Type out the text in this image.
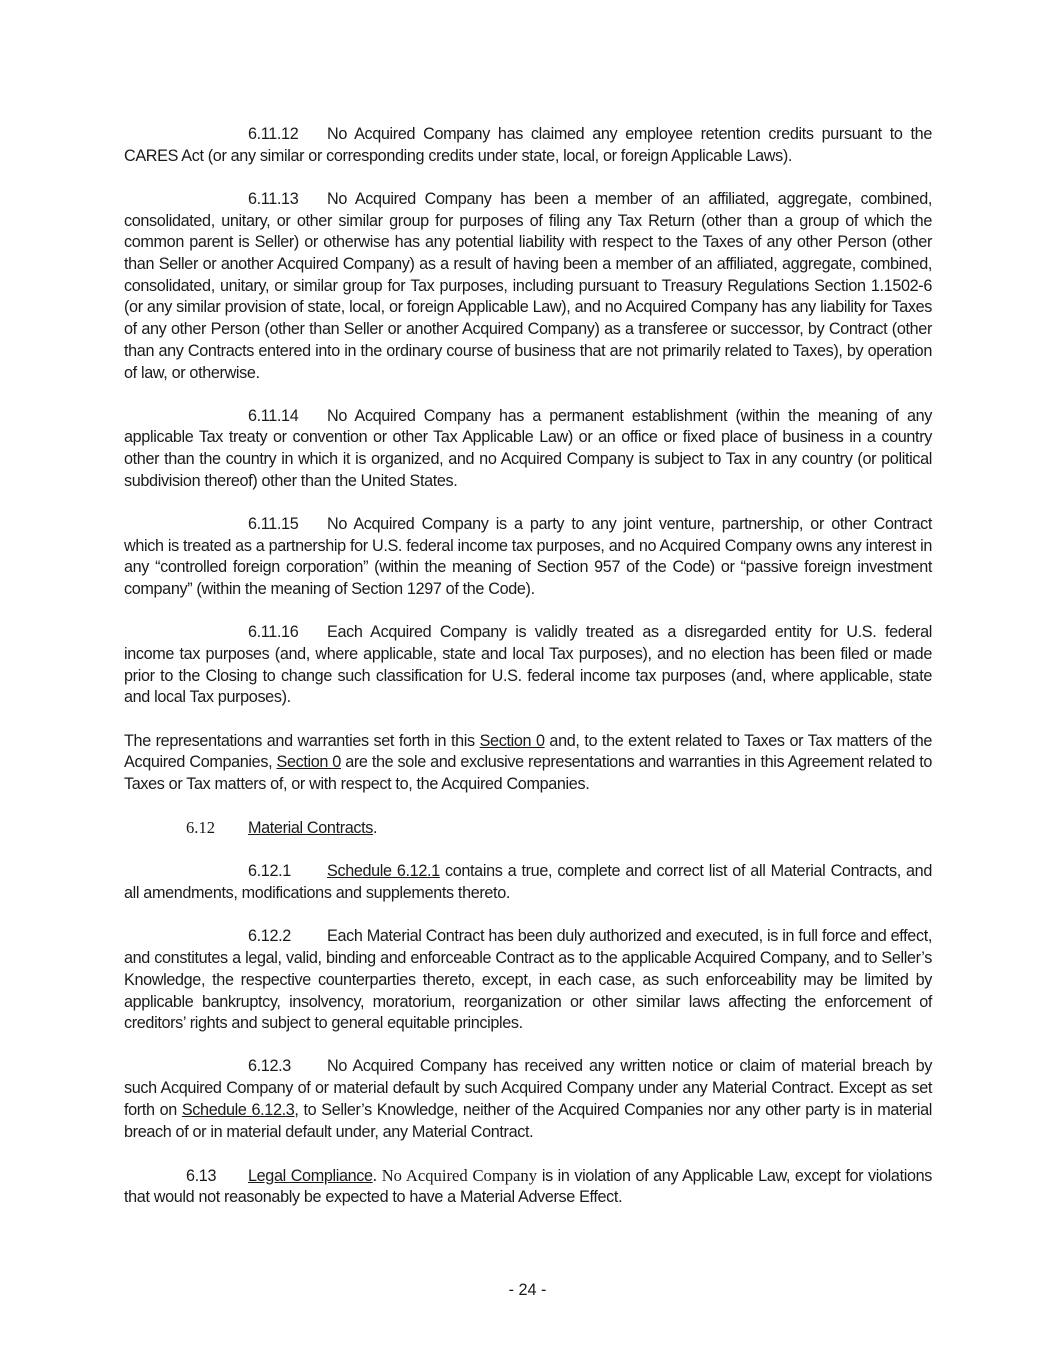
6.11.12 No Acquired Company has claimed any employee retention credits pursuant to the CARES Act (or any similar or corresponding credits under state, local, or foreign Applicable Laws).

6.11.13 No Acquired Company has been a member of an affiliated, aggregate, combined, consolidated, unitary, or other similar group for purposes of filing any Tax Return (other than a group of which the common parent is Seller) or otherwise has any potential liability with respect to the Taxes of any other Person (other than Seller or another Acquired Company) as a result of having been a member of an affiliated, aggregate, combined, consolidated, unitary, or similar group for Tax purposes, including pursuant to Treasury Regulations Section 1.1502-6 (or any similar provision of state, local, or foreign Applicable Law), and no Acquired Company has any liability for Taxes of any other Person (other than Seller or another Acquired Company) as a transferee or successor, by Contract (other than any Contracts entered into in the ordinary course of business that are not primarily related to Taxes), by operation of law, or otherwise.

6.11.14 No Acquired Company has a permanent establishment (within the meaning of any applicable Tax treaty or convention or other Tax Applicable Law) or an office or fixed place of business in a country other than the country in which it is organized, and no Acquired Company is subject to Tax in any country (or political subdivision thereof) other than the United States.

6.11.15 No Acquired Company is a party to any joint venture, partnership, or other Contract which is treated as a partnership for U.S. federal income tax purposes, and no Acquired Company owns any interest in any “controlled foreign corporation” (within the meaning of Section 957 of the Code) or “passive foreign investment company” (within the meaning of Section 1297 of the Code).

6.11.16 Each Acquired Company is validly treated as a disregarded entity for U.S. federal income tax purposes (and, where applicable, state and local Tax purposes), and no election has been filed or made prior to the Closing to change such classification for U.S. federal income tax purposes (and, where applicable, state and local Tax purposes).

The representations and warranties set forth in this Section 0 and, to the extent related to Taxes or Tax matters of the Acquired Companies, Section 0 are the sole and exclusive representations and warranties in this Agreement related to Taxes or Tax matters of, or with respect to, the Acquired Companies.

6.12 Material Contracts.

6.12.1 Schedule 6.12.1 contains a true, complete and correct list of all Material Contracts, and all amendments, modifications and supplements thereto.

6.12.2 Each Material Contract has been duly authorized and executed, is in full force and effect, and constitutes a legal, valid, binding and enforceable Contract as to the applicable Acquired Company, and to Seller’s Knowledge, the respective counterparties thereto, except, in each case, as such enforceability may be limited by applicable bankruptcy, insolvency, moratorium, reorganization or other similar laws affecting the enforcement of creditors’ rights and subject to general equitable principles.

6.12.3 No Acquired Company has received any written notice or claim of material breach by such Acquired Company of or material default by such Acquired Company under any Material Contract. Except as set forth on Schedule 6.12.3, to Seller’s Knowledge, neither of the Acquired Companies nor any other party is in material breach of or in material default under, any Material Contract.

6.13 Legal Compliance. No Acquired Company is in violation of any Applicable Law, except for violations that would not reasonably be expected to have a Material Adverse Effect.

- 24 -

· · ·

PROBLEM STATEMENT: From the entries above, copy each line holding "related".

OUTPUT:
6.11.13 No Acquired Company has been a member of an affiliated, aggregate, combined, consolidated, unitary, or other similar group for purposes of filing any Tax Return (other than a group of which the common parent is Seller) or otherwise has any potential liability with respect to the Taxes of any other Person (other than Seller or another Acquired Company) as a result of having been a member of an affiliated, aggregate, combined, consolidated, unitary, or similar group for Tax purposes, including pursuant to Treasury Regulations Section 1.1502-6 (or any similar provision of state, local, or foreign Applicable Law), and no Acquired Company has any liability for Taxes of any other Person (other than Seller or another Acquired Company) as a transferee or successor, by Contract (other than any Contracts entered into in the ordinary course of business that are not primarily related to Taxes), by operation of law, or otherwise.
The representations and warranties set forth in this Section 0 and, to the extent related to Taxes or Tax matters of the Acquired Companies, Section 0 are the sole and exclusive representations and warranties in this Agreement related to Taxes or Tax matters of, or with respect to, the Acquired Companies.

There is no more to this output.